Repeat the material below word for word and leave out all pictures.

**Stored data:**
########

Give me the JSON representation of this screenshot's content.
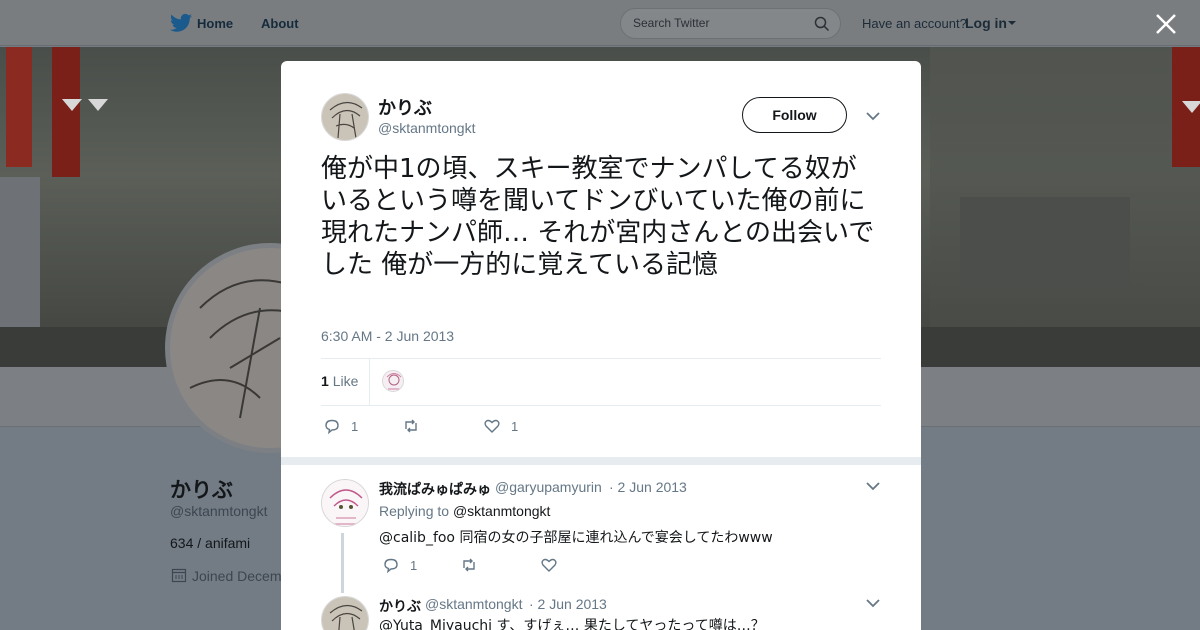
{
  "topbar": {
    "home_label": "Home",
    "about_label": "About",
    "search_placeholder": "Search Twitter",
    "have_account": "Have an account?",
    "login_label": "Log in"
  },
  "profile": {
    "name": "かりぶ",
    "handle": "@sktanmtongkt",
    "bio": "634 / anifami",
    "joined": "Joined Decem"
  },
  "tweet": {
    "author_name": "かりぶ",
    "author_handle": "@sktanmtongkt",
    "follow_label": "Follow",
    "text": "俺が中1の頃、スキー教室でナンパしてる奴がいるという噂を聞いてドンびいていた俺の前に現れたナンパ師… それが宮内さんとの出会いでした 俺が一方的に覚えている記憶",
    "timestamp": "6:30 AM - 2 Jun 2013",
    "likes_count": "1",
    "likes_label": "Like",
    "actions": {
      "reply_count": "1",
      "retweet_count": "",
      "like_count": "1"
    }
  },
  "replies": [
    {
      "name": "我流ぱみゅぱみゅ",
      "handle": "@garyupamyurin",
      "date": "· 2 Jun 2013",
      "replying_prefix": "Replying to",
      "replying_handle": "@sktanmtongkt",
      "text": "@calib_foo 同宿の女の子部屋に連れ込んで宴会してたわwww",
      "reply_count": "1"
    },
    {
      "name": "かりぶ",
      "handle": "@sktanmtongkt",
      "date": "· 2 Jun 2013",
      "text": "@Yuta_Miyauchi す、すげぇ… 果たしてヤったって噂は…？"
    }
  ],
  "colors": {
    "overlay": "#737c85",
    "modal_bg": "#ffffff",
    "text_primary": "#14171a",
    "text_secondary": "#657786",
    "divider": "#e6ecf0"
  },
  "icons": [
    "twitter-bird-icon",
    "search-icon",
    "close-icon",
    "chevron-down-icon",
    "reply-icon",
    "retweet-icon",
    "heart-icon",
    "calendar-icon"
  ]
}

########

**OUTPUT OF THE EXERCISE:**
Give me the JSON representation of this screenshot's content.
{
  "topbar": {
    "home_label": "Home",
    "about_label": "About",
    "search_placeholder": "Search Twitter",
    "have_account": "Have an account?",
    "login_label": "Log in"
  },
  "profile": {
    "name": "かりぶ",
    "handle": "@sktanmtongkt",
    "bio": "634 / anifami",
    "joined": "Joined Decem"
  },
  "tweet": {
    "author_name": "かりぶ",
    "author_handle": "@sktanmtongkt",
    "follow_label": "Follow",
    "text": "俺が中1の頃、スキー教室でナンパしてる奴がいるという噂を聞いてドンびいていた俺の前に現れたナンパ師… それが宮内さんとの出会いでした 俺が一方的に覚えている記憶",
    "timestamp": "6:30 AM - 2 Jun 2013",
    "likes_count": "1",
    "likes_label": "Like",
    "actions": {
      "reply_count": "1",
      "retweet_count": "",
      "like_count": "1"
    }
  },
  "replies": [
    {
      "name": "我流ぱみゅぱみゅ",
      "handle": "@garyupamyurin",
      "date": "· 2 Jun 2013",
      "replying_prefix": "Replying to",
      "replying_handle": "@sktanmtongkt",
      "text": "@calib_foo 同宿の女の子部屋に連れ込んで宴会してたわwww",
      "reply_count": "1"
    },
    {
      "name": "かりぶ",
      "handle": "@sktanmtongkt",
      "date": "· 2 Jun 2013",
      "text": "@Yuta_Miyauchi す、すげぇ… 果たしてヤったって噂は…？"
    }
  ],
  "colors": {
    "overlay": "#737c85",
    "modal_bg": "#ffffff",
    "text_primary": "#14171a",
    "text_secondary": "#657786",
    "divider": "#e6ecf0"
  },
  "icons": [
    "twitter-bird-icon",
    "search-icon",
    "close-icon",
    "chevron-down-icon",
    "reply-icon",
    "retweet-icon",
    "heart-icon",
    "calendar-icon"
  ]
}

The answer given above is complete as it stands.